• OBJECTIVE
Scan each line of the records for the word "Beethoven" and extract the ones that have it.

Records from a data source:

* * * * * * *

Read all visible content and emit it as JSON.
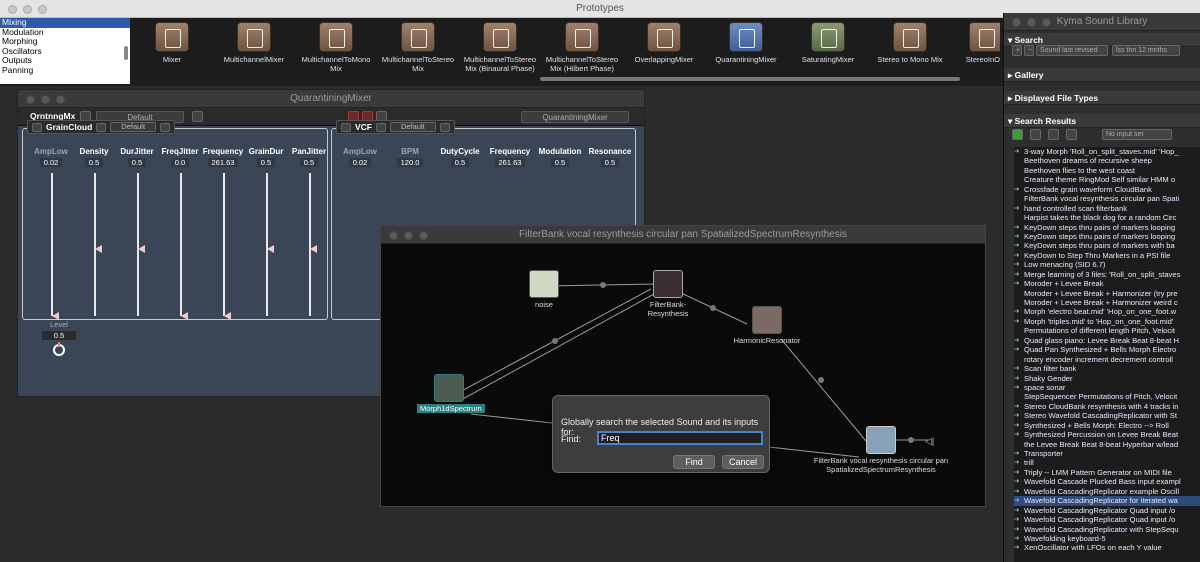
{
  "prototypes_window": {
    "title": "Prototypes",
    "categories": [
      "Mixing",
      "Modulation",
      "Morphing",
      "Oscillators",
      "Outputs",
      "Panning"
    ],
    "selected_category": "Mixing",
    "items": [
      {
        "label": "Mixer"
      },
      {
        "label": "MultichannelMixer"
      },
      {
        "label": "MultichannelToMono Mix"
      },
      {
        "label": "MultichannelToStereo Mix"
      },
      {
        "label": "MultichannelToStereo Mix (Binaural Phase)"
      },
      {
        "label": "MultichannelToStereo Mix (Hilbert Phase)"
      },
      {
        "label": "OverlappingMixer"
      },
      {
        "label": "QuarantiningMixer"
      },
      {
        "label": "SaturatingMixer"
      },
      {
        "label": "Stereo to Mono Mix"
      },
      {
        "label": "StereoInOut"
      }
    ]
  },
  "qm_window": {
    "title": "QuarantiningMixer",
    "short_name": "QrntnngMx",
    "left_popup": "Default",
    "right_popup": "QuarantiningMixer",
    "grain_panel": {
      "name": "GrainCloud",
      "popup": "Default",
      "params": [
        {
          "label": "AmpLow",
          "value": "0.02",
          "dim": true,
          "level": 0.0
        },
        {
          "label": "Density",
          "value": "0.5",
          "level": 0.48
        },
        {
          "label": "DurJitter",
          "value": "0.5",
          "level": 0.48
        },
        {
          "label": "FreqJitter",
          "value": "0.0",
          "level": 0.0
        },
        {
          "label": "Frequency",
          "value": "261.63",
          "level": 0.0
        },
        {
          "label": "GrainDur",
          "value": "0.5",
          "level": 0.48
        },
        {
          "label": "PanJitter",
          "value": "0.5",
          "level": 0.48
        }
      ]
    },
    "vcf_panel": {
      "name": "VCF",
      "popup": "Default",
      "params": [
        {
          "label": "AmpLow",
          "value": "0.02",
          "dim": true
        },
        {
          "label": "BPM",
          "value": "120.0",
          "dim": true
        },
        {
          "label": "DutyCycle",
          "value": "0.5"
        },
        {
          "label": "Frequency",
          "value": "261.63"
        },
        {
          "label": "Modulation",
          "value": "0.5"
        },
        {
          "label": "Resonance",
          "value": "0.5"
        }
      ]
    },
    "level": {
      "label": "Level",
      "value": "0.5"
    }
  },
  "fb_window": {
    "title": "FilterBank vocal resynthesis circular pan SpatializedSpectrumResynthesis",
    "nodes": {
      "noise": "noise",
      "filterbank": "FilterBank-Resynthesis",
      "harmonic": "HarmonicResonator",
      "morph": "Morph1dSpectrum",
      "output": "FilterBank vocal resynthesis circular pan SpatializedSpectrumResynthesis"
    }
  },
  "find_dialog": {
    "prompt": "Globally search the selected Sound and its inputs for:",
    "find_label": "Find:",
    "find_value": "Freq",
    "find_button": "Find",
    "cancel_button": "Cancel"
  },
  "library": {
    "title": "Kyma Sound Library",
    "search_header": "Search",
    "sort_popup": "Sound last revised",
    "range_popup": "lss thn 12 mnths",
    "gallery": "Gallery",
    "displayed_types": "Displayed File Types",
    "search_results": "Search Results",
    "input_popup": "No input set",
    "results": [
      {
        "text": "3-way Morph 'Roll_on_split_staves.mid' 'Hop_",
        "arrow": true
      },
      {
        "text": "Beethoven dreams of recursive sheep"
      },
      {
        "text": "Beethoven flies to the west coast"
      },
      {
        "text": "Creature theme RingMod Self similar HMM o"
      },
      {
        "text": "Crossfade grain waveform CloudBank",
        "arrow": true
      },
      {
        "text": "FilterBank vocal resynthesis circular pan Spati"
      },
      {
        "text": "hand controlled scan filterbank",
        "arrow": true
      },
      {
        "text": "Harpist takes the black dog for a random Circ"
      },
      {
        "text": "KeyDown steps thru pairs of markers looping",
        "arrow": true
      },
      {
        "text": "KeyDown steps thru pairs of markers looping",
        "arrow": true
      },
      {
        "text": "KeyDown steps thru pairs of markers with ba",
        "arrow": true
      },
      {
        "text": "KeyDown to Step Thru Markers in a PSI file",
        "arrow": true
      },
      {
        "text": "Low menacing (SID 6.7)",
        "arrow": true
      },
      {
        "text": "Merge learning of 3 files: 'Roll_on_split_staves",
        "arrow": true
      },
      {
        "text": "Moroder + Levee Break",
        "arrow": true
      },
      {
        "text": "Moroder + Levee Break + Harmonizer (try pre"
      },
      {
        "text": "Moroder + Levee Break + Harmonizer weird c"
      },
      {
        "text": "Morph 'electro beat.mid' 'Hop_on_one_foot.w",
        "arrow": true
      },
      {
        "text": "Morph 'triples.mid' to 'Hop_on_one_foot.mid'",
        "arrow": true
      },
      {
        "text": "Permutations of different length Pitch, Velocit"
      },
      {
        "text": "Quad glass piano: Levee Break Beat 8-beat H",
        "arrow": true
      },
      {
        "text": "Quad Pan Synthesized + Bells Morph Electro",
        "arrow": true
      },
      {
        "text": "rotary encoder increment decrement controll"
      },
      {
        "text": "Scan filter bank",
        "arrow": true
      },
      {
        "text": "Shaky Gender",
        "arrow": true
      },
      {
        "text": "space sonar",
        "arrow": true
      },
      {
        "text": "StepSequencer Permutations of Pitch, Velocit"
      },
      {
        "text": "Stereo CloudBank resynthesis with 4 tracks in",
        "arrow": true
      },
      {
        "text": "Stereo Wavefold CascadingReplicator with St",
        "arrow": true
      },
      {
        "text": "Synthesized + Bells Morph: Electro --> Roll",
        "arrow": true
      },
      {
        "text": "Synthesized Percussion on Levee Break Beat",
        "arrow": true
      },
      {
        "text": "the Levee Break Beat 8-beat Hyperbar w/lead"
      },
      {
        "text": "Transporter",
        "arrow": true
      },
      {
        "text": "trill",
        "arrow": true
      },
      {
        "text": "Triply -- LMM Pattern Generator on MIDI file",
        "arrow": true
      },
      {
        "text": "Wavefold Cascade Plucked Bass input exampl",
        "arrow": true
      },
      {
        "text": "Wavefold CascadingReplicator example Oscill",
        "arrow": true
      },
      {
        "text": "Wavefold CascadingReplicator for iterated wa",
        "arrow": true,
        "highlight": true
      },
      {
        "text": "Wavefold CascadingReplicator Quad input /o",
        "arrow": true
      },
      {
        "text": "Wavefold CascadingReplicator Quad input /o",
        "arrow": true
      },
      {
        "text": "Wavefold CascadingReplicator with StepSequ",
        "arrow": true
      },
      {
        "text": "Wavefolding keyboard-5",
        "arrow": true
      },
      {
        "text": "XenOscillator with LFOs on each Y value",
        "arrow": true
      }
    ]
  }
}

* * * * * * *

• TASK OUTPUT
        "text": "Beethoven dreams of recursive sheep"
        "text": "Beethoven flies to the west coast"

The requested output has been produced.